**SET PROBLEM:** Reproduce all of the records exactly.

**RECORDS SHOWN:**
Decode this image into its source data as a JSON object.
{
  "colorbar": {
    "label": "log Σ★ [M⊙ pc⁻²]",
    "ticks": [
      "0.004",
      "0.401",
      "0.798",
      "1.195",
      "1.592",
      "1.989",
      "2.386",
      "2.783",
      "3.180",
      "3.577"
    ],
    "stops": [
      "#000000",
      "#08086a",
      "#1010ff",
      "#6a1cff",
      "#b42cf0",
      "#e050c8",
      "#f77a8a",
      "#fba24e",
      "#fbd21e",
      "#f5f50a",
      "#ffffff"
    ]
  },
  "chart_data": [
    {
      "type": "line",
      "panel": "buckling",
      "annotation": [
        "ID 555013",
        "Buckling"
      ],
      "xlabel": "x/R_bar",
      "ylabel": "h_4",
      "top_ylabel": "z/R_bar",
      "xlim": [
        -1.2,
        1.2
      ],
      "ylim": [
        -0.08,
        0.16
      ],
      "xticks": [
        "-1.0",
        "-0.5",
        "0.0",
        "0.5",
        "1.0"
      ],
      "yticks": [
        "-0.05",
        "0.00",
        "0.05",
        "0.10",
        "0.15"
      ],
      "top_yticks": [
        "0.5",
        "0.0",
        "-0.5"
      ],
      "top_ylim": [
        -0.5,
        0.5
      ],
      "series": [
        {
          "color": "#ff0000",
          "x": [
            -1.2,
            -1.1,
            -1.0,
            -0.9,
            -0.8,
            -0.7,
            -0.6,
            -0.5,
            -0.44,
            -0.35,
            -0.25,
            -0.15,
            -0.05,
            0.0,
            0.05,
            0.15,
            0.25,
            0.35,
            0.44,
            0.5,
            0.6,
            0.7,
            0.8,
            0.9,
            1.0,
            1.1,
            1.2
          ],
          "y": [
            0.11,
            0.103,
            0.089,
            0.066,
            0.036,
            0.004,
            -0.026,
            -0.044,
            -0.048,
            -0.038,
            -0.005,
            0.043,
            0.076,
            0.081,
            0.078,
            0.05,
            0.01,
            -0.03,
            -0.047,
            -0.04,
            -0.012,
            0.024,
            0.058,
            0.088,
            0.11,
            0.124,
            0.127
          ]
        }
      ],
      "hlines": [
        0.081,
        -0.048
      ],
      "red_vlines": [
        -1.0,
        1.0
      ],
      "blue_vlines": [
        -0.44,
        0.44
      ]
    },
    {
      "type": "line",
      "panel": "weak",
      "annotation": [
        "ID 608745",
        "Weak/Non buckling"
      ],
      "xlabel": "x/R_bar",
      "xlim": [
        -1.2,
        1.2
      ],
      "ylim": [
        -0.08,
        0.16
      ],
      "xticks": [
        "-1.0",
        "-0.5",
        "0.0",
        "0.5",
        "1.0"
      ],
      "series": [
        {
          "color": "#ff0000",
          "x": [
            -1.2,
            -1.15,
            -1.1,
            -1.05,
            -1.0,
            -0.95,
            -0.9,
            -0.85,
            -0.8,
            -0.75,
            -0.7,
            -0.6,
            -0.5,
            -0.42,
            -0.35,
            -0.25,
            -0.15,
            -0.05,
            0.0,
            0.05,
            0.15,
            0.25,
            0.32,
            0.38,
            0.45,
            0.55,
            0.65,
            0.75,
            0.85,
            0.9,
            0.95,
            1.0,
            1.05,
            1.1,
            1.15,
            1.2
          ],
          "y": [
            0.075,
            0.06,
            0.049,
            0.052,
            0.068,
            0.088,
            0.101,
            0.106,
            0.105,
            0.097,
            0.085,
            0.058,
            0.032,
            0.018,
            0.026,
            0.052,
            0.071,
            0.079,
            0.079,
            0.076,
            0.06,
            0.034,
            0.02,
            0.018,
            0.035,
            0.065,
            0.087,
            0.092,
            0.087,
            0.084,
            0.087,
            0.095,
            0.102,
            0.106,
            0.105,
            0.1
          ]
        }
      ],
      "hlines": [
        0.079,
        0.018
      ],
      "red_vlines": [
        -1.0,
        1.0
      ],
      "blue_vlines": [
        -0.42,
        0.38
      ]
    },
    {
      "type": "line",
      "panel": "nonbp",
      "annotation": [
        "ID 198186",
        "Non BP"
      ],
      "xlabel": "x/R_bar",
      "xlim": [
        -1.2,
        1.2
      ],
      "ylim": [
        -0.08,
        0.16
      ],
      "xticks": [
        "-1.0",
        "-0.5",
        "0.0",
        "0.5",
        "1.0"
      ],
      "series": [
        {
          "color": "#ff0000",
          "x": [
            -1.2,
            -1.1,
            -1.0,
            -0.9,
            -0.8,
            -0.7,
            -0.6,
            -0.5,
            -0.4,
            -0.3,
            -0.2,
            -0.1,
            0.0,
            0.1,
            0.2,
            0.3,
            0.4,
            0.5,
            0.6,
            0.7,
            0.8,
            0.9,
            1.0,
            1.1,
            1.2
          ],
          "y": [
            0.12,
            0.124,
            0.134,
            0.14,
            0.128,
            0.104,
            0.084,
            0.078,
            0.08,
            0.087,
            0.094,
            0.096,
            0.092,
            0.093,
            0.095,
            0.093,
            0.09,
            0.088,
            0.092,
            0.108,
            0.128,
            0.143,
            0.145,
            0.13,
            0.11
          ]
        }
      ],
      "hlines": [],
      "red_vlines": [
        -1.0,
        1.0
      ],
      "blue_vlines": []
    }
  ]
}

**RESPONSE TO THE EXERCISE:**
Decode this image into its source data as a JSON object.
{
  "colorbar": {
    "label": "log Σ★ [M⊙ pc⁻²]",
    "ticks": [
      "0.004",
      "0.401",
      "0.798",
      "1.195",
      "1.592",
      "1.989",
      "2.386",
      "2.783",
      "3.180",
      "3.577"
    ],
    "stops": [
      "#000000",
      "#08086a",
      "#1010ff",
      "#6a1cff",
      "#b42cf0",
      "#e050c8",
      "#f77a8a",
      "#fba24e",
      "#fbd21e",
      "#f5f50a",
      "#ffffff"
    ]
  },
  "chart_data": [
    {
      "type": "line",
      "panel": "buckling",
      "annotation": [
        "ID 555013",
        "Buckling"
      ],
      "xlabel": "x/R_bar",
      "ylabel": "h_4",
      "top_ylabel": "z/R_bar",
      "xlim": [
        -1.2,
        1.2
      ],
      "ylim": [
        -0.08,
        0.16
      ],
      "xticks": [
        "-1.0",
        "-0.5",
        "0.0",
        "0.5",
        "1.0"
      ],
      "yticks": [
        "-0.05",
        "0.00",
        "0.05",
        "0.10",
        "0.15"
      ],
      "top_yticks": [
        "0.5",
        "0.0",
        "-0.5"
      ],
      "top_ylim": [
        -0.5,
        0.5
      ],
      "series": [
        {
          "color": "#ff0000",
          "x": [
            -1.2,
            -1.1,
            -1.0,
            -0.9,
            -0.8,
            -0.7,
            -0.6,
            -0.5,
            -0.44,
            -0.35,
            -0.25,
            -0.15,
            -0.05,
            0.0,
            0.05,
            0.15,
            0.25,
            0.35,
            0.44,
            0.5,
            0.6,
            0.7,
            0.8,
            0.9,
            1.0,
            1.1,
            1.2
          ],
          "y": [
            0.11,
            0.103,
            0.089,
            0.066,
            0.036,
            0.004,
            -0.026,
            -0.044,
            -0.048,
            -0.038,
            -0.005,
            0.043,
            0.076,
            0.081,
            0.078,
            0.05,
            0.01,
            -0.03,
            -0.047,
            -0.04,
            -0.012,
            0.024,
            0.058,
            0.088,
            0.11,
            0.124,
            0.127
          ]
        }
      ],
      "hlines": [
        0.081,
        -0.048
      ],
      "red_vlines": [
        -1.0,
        1.0
      ],
      "blue_vlines": [
        -0.44,
        0.44
      ]
    },
    {
      "type": "line",
      "panel": "weak",
      "annotation": [
        "ID 608745",
        "Weak/Non buckling"
      ],
      "xlabel": "x/R_bar",
      "xlim": [
        -1.2,
        1.2
      ],
      "ylim": [
        -0.08,
        0.16
      ],
      "xticks": [
        "-1.0",
        "-0.5",
        "0.0",
        "0.5",
        "1.0"
      ],
      "series": [
        {
          "color": "#ff0000",
          "x": [
            -1.2,
            -1.15,
            -1.1,
            -1.05,
            -1.0,
            -0.95,
            -0.9,
            -0.85,
            -0.8,
            -0.75,
            -0.7,
            -0.6,
            -0.5,
            -0.42,
            -0.35,
            -0.25,
            -0.15,
            -0.05,
            0.0,
            0.05,
            0.15,
            0.25,
            0.32,
            0.38,
            0.45,
            0.55,
            0.65,
            0.75,
            0.85,
            0.9,
            0.95,
            1.0,
            1.05,
            1.1,
            1.15,
            1.2
          ],
          "y": [
            0.075,
            0.06,
            0.049,
            0.052,
            0.068,
            0.088,
            0.101,
            0.106,
            0.105,
            0.097,
            0.085,
            0.058,
            0.032,
            0.018,
            0.026,
            0.052,
            0.071,
            0.079,
            0.079,
            0.076,
            0.06,
            0.034,
            0.02,
            0.018,
            0.035,
            0.065,
            0.087,
            0.092,
            0.087,
            0.084,
            0.087,
            0.095,
            0.102,
            0.106,
            0.105,
            0.1
          ]
        }
      ],
      "hlines": [
        0.079,
        0.018
      ],
      "red_vlines": [
        -1.0,
        1.0
      ],
      "blue_vlines": [
        -0.42,
        0.38
      ]
    },
    {
      "type": "line",
      "panel": "nonbp",
      "annotation": [
        "ID 198186",
        "Non BP"
      ],
      "xlabel": "x/R_bar",
      "xlim": [
        -1.2,
        1.2
      ],
      "ylim": [
        -0.08,
        0.16
      ],
      "xticks": [
        "-1.0",
        "-0.5",
        "0.0",
        "0.5",
        "1.0"
      ],
      "series": [
        {
          "color": "#ff0000",
          "x": [
            -1.2,
            -1.1,
            -1.0,
            -0.9,
            -0.8,
            -0.7,
            -0.6,
            -0.5,
            -0.4,
            -0.3,
            -0.2,
            -0.1,
            0.0,
            0.1,
            0.2,
            0.3,
            0.4,
            0.5,
            0.6,
            0.7,
            0.8,
            0.9,
            1.0,
            1.1,
            1.2
          ],
          "y": [
            0.12,
            0.124,
            0.134,
            0.14,
            0.128,
            0.104,
            0.084,
            0.078,
            0.08,
            0.087,
            0.094,
            0.096,
            0.092,
            0.093,
            0.095,
            0.093,
            0.09,
            0.088,
            0.092,
            0.108,
            0.128,
            0.143,
            0.145,
            0.13,
            0.11
          ]
        }
      ],
      "hlines": [],
      "red_vlines": [
        -1.0,
        1.0
      ],
      "blue_vlines": []
    }
  ]
}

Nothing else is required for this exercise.